VORLIEGENDER TEXT ▸
------------------------------------------------------------
Der G20-Gipfel - Prestige oder Fluch?

So hatte Kanzlerin Angela Merkel es sich nicht vorgestellt, als sie vor einigen Monaten Hamburg als Austragungsort für das wichtigste, turnusmäßige Treffen der weltweit führenden Wirtschaftsnationen vorschlug. Handshakes einflussreicher Staatsmänner sollten positive Bilder aus ihrer Geburtsstadt für den kommenden Wahlkampf liefern. Der Erste Bürgermeister Olaf Scholz ließ sich erweichen. Nach der gescheiterten Olympia-Bewerbung gedachte er, mit einem erfolgreichen G20-Gipfel den Ruf der Hansestadt als internationalen Handels- und Kongresstandort aufzupolieren.

Die Vorbereitungen waren umfassend. Vielen Sicherheitsbelangen musste Rechnung getragen werden - flächendeckender Personenschutz, Terrorgefahr, Demonstrationsfreiheit. Im Vorwege des Events hatte sich im rot-grünen Senat eine Art Arbeitsteilung aufgetan: Die Grünen drängten auf möglichst viel Raum für vielfältigen Protest und bunte Aktionen; die SPD musste sich besonders um die Sicherheit kümmern. Für die Gipfeltage wurden Dutzende Demonstrationen im Innenstadtbereich genehmigt, die viel Polizeikräfte binden sollten.
------------------------------------------------------------
GESPEICHERTE DATENSÄTZE ▸

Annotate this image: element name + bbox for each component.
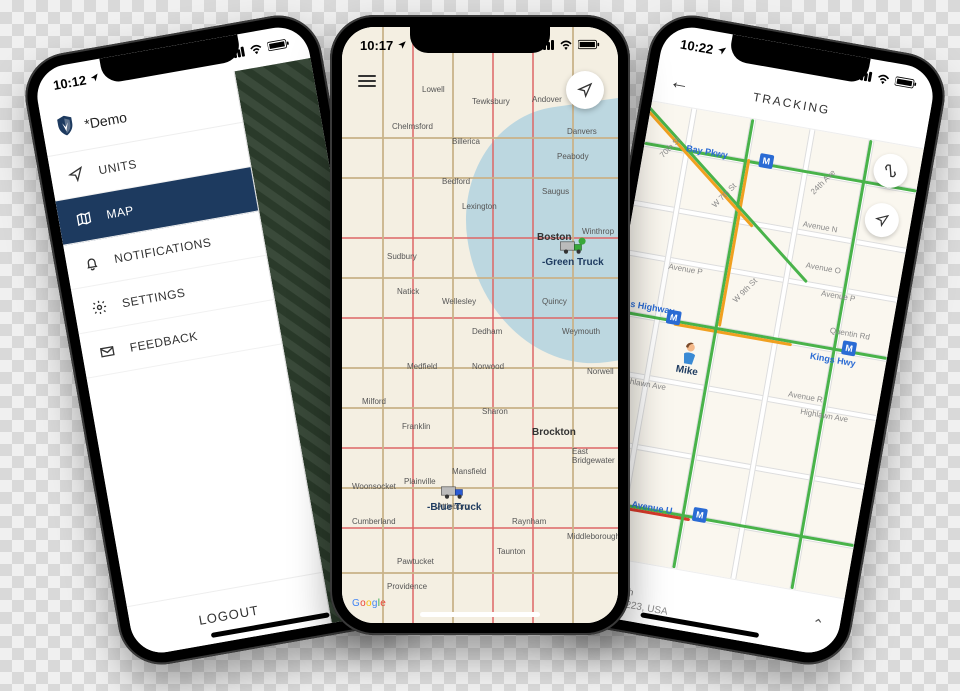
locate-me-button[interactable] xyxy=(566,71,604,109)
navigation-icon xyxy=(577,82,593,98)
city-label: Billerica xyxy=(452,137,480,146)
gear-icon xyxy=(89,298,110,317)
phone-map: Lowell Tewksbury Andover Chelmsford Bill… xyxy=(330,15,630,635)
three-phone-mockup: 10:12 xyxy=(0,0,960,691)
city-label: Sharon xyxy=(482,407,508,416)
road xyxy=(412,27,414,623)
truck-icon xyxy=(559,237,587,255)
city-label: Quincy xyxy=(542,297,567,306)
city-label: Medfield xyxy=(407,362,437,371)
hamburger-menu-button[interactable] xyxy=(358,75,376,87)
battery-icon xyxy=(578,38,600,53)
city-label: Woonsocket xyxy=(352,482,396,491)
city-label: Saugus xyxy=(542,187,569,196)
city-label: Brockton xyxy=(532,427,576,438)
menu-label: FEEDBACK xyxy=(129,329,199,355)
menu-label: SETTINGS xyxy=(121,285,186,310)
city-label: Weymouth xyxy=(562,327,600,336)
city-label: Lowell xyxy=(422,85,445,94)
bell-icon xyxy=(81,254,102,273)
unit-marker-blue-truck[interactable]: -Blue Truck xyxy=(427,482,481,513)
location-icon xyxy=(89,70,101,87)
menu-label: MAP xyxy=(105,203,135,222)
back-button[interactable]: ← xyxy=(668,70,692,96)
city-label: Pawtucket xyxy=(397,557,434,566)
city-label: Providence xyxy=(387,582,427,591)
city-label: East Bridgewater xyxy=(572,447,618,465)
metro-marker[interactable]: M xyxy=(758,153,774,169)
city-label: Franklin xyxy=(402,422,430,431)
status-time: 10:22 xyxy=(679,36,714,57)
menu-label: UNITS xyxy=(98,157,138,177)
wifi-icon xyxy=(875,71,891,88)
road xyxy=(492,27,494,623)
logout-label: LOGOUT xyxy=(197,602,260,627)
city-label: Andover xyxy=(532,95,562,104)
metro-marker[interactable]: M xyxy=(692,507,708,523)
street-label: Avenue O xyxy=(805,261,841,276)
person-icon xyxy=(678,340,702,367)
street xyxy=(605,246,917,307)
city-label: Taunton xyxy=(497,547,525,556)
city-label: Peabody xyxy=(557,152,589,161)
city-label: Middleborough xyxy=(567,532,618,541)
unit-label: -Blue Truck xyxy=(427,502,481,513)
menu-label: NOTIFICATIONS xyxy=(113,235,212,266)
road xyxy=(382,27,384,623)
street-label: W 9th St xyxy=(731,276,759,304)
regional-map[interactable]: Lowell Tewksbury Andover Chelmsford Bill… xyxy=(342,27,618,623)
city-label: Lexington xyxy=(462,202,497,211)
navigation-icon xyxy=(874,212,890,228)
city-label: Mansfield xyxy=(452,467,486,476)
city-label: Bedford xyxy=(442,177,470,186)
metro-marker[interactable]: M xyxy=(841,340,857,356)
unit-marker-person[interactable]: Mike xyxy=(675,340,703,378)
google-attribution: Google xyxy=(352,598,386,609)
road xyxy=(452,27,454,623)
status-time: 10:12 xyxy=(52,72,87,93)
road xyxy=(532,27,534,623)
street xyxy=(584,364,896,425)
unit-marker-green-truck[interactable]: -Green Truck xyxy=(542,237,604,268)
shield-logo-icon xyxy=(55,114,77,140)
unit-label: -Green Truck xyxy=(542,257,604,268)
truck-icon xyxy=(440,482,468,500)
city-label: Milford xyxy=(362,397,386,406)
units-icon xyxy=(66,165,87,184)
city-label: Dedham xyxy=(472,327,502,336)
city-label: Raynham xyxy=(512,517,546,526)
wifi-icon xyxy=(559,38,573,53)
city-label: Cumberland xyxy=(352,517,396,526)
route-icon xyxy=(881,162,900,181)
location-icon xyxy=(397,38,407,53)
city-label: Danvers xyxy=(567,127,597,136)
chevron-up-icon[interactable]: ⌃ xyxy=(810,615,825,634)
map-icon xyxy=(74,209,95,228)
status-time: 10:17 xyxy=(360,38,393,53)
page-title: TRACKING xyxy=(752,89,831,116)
------------------------------------------------------------
AUFGABEN ▸
A - Um welchen Bereich musste sich laut dem Text über den G20-Gipfel in Hamburg die SPD im rot-grünen Senat besonders kümmern?
B - Wie geht der Text über den G20-Gipfel in Hamburg nach seinem letzten Satz weiter? Schreiben Sie ihn fort.

ERGEBNISSE ▸
A - Um die Sicherheit.

B -
Vor allem aber mussten die insgesamt 5000 Staatsgäste sich gefahrlos zwischen Flughafen, Hotels, Kongresszentrum und Elbphilharmonie bewegen können - eine große organisatorische Herausforderung. Es wurden 20.000 Beamte aus ganz Deutschland aufgeboten. Sogar aus Österreich und den Niederlanden kam Polizeiunterstützung.

Der größte Unsicherheitsfaktor bei der Planung blieb: die linksautonome Szene.

Die Rolle der "Roten Flora"

Das so genannte Schanzenviertel rund um die platzartige Straße Schulterblatt ist eine außergewöhnliche, lebendige Gegend. Die Bewohnerschaft ist traditionell links: Bei der letzten Bürgerschaftswahl 2015 wählten über 83% von ihnen grün, links oder sozialdemokratisch. Lange waren die Wohnungen für Hamburger Verhältnisse vergleichsweise günstig. Der Kampf gegen das, was man heute "Gentrifizierung" nennt, ist seit Jahrzehnten Thema in der "Schanze". In der Mitte des Quartiers steht in Theatergebäude von 1889 mit stattlicher, bürgerlicher Fassade - in einem betont "unbürgerlichen" Zustand.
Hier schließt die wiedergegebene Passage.